Quote the listing in full, exactly as given, minus any pictures.

| Dataset content |
** begin **
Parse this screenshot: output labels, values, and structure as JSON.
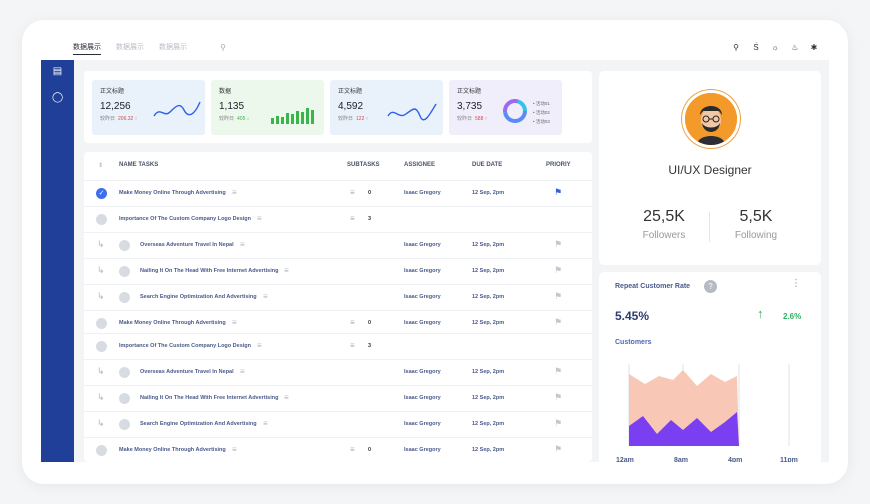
{
  "topbar": {
    "tabs": [
      "数据展示",
      "数据展示",
      "数据展示"
    ],
    "icons": [
      "search-icon",
      "translate-icon",
      "brightness-icon",
      "bell-icon",
      "settings-icon"
    ]
  },
  "sidebar": {
    "icons": [
      "document-icon",
      "bulb-icon"
    ]
  },
  "stats": [
    {
      "title": "正文标题",
      "value": "12,256",
      "sub": "较昨日",
      "delta": "206.32 ↑",
      "bg": "#e9f1fb",
      "chart": "wave"
    },
    {
      "title": "数据",
      "value": "1,135",
      "sub": "较昨日",
      "delta": "405 ↓",
      "bg": "#ecf8ec",
      "chart": "bars"
    },
    {
      "title": "正文标题",
      "value": "4,592",
      "sub": "较昨日",
      "delta": "122 ↑",
      "bg": "#e9f1fb",
      "chart": "wave"
    },
    {
      "title": "正文标题",
      "value": "3,735",
      "sub": "较昨日",
      "delta": "588 ↑",
      "bg": "#f1eefb",
      "chart": "donut",
      "legend": [
        "活动01",
        "活动02",
        "活动03"
      ]
    }
  ],
  "tasks": {
    "headers": {
      "name": "NAME TASKS",
      "subtasks": "SUBTASKS",
      "assignee": "ASSIGNEE",
      "due": "DUE DATE",
      "priority": "PRIORIY"
    },
    "rows": [
      {
        "name": "Make Money Online Through Advertising",
        "sub": false,
        "done": true,
        "count": "0",
        "assignee": "Isaac Gregory",
        "due": "12 Sep, 2pm",
        "flag": "blue"
      },
      {
        "name": "Importance Of The Custom Company Logo Design",
        "sub": false,
        "done": false,
        "count": "3",
        "assignee": "",
        "due": "",
        "flag": ""
      },
      {
        "name": "Overseas Adventure Travel In Nepal",
        "sub": true,
        "done": false,
        "count": "",
        "assignee": "Isaac Gregory",
        "due": "12 Sep, 2pm",
        "flag": "grey"
      },
      {
        "name": "Nailing It On The Head With Free Internet Advertising",
        "sub": true,
        "done": false,
        "count": "",
        "assignee": "Isaac Gregory",
        "due": "12 Sep, 2pm",
        "flag": "grey"
      },
      {
        "name": "Search Engine Optimization And Advertising",
        "sub": true,
        "done": false,
        "count": "",
        "assignee": "Isaac Gregory",
        "due": "12 Sep, 2pm",
        "flag": "grey"
      },
      {
        "name": "Make Money Online Through Advertising",
        "sub": false,
        "done": false,
        "count": "0",
        "assignee": "Isaac Gregory",
        "due": "12 Sep, 2pm",
        "flag": "grey"
      },
      {
        "name": "Importance Of The Custom Company Logo Design",
        "sub": false,
        "done": false,
        "count": "3",
        "assignee": "",
        "due": "",
        "flag": ""
      },
      {
        "name": "Overseas Adventure Travel In Nepal",
        "sub": true,
        "done": false,
        "count": "",
        "assignee": "Isaac Gregory",
        "due": "12 Sep, 2pm",
        "flag": "grey"
      },
      {
        "name": "Nailing It On The Head With Free Internet Advertising",
        "sub": true,
        "done": false,
        "count": "",
        "assignee": "Isaac Gregory",
        "due": "12 Sep, 2pm",
        "flag": "grey"
      },
      {
        "name": "Search Engine Optimization And Advertising",
        "sub": true,
        "done": false,
        "count": "",
        "assignee": "Isaac Gregory",
        "due": "12 Sep, 2pm",
        "flag": "grey"
      },
      {
        "name": "Make Money Online Through Advertising",
        "sub": false,
        "done": false,
        "count": "0",
        "assignee": "Isaac Gregory",
        "due": "12 Sep, 2pm",
        "flag": "grey"
      }
    ]
  },
  "profile": {
    "role": "UI/UX Designer",
    "followers_value": "25,5K",
    "followers_label": "Followers",
    "following_value": "5,5K",
    "following_label": "Following"
  },
  "rate": {
    "title": "Repeat Customer Rate",
    "value": "5.45%",
    "change": "2.6%",
    "customers_label": "Customers",
    "x_labels": [
      "12am",
      "8am",
      "4pm",
      "11pm"
    ]
  },
  "colors": {
    "brand": "#1f3f98",
    "accent": "#3b6ff0",
    "up": "#2eb062",
    "down": "#e0454a"
  }
}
** end **
| The output |
Parse this screenshot: output labels, values, and structure as JSON.
{
  "topbar": {
    "tabs": [
      "数据展示",
      "数据展示",
      "数据展示"
    ],
    "icons": [
      "search-icon",
      "translate-icon",
      "brightness-icon",
      "bell-icon",
      "settings-icon"
    ]
  },
  "sidebar": {
    "icons": [
      "document-icon",
      "bulb-icon"
    ]
  },
  "stats": [
    {
      "title": "正文标题",
      "value": "12,256",
      "sub": "较昨日",
      "delta": "206.32 ↑",
      "bg": "#e9f1fb",
      "chart": "wave"
    },
    {
      "title": "数据",
      "value": "1,135",
      "sub": "较昨日",
      "delta": "405 ↓",
      "bg": "#ecf8ec",
      "chart": "bars"
    },
    {
      "title": "正文标题",
      "value": "4,592",
      "sub": "较昨日",
      "delta": "122 ↑",
      "bg": "#e9f1fb",
      "chart": "wave"
    },
    {
      "title": "正文标题",
      "value": "3,735",
      "sub": "较昨日",
      "delta": "588 ↑",
      "bg": "#f1eefb",
      "chart": "donut",
      "legend": [
        "活动01",
        "活动02",
        "活动03"
      ]
    }
  ],
  "tasks": {
    "headers": {
      "name": "NAME TASKS",
      "subtasks": "SUBTASKS",
      "assignee": "ASSIGNEE",
      "due": "DUE DATE",
      "priority": "PRIORIY"
    },
    "rows": [
      {
        "name": "Make Money Online Through Advertising",
        "sub": false,
        "done": true,
        "count": "0",
        "assignee": "Isaac Gregory",
        "due": "12 Sep, 2pm",
        "flag": "blue"
      },
      {
        "name": "Importance Of The Custom Company Logo Design",
        "sub": false,
        "done": false,
        "count": "3",
        "assignee": "",
        "due": "",
        "flag": ""
      },
      {
        "name": "Overseas Adventure Travel In Nepal",
        "sub": true,
        "done": false,
        "count": "",
        "assignee": "Isaac Gregory",
        "due": "12 Sep, 2pm",
        "flag": "grey"
      },
      {
        "name": "Nailing It On The Head With Free Internet Advertising",
        "sub": true,
        "done": false,
        "count": "",
        "assignee": "Isaac Gregory",
        "due": "12 Sep, 2pm",
        "flag": "grey"
      },
      {
        "name": "Search Engine Optimization And Advertising",
        "sub": true,
        "done": false,
        "count": "",
        "assignee": "Isaac Gregory",
        "due": "12 Sep, 2pm",
        "flag": "grey"
      },
      {
        "name": "Make Money Online Through Advertising",
        "sub": false,
        "done": false,
        "count": "0",
        "assignee": "Isaac Gregory",
        "due": "12 Sep, 2pm",
        "flag": "grey"
      },
      {
        "name": "Importance Of The Custom Company Logo Design",
        "sub": false,
        "done": false,
        "count": "3",
        "assignee": "",
        "due": "",
        "flag": ""
      },
      {
        "name": "Overseas Adventure Travel In Nepal",
        "sub": true,
        "done": false,
        "count": "",
        "assignee": "Isaac Gregory",
        "due": "12 Sep, 2pm",
        "flag": "grey"
      },
      {
        "name": "Nailing It On The Head With Free Internet Advertising",
        "sub": true,
        "done": false,
        "count": "",
        "assignee": "Isaac Gregory",
        "due": "12 Sep, 2pm",
        "flag": "grey"
      },
      {
        "name": "Search Engine Optimization And Advertising",
        "sub": true,
        "done": false,
        "count": "",
        "assignee": "Isaac Gregory",
        "due": "12 Sep, 2pm",
        "flag": "grey"
      },
      {
        "name": "Make Money Online Through Advertising",
        "sub": false,
        "done": false,
        "count": "0",
        "assignee": "Isaac Gregory",
        "due": "12 Sep, 2pm",
        "flag": "grey"
      }
    ]
  },
  "profile": {
    "role": "UI/UX Designer",
    "followers_value": "25,5K",
    "followers_label": "Followers",
    "following_value": "5,5K",
    "following_label": "Following"
  },
  "rate": {
    "title": "Repeat Customer Rate",
    "value": "5.45%",
    "change": "2.6%",
    "customers_label": "Customers",
    "x_labels": [
      "12am",
      "8am",
      "4pm",
      "11pm"
    ]
  },
  "colors": {
    "brand": "#1f3f98",
    "accent": "#3b6ff0",
    "up": "#2eb062",
    "down": "#e0454a"
  }
}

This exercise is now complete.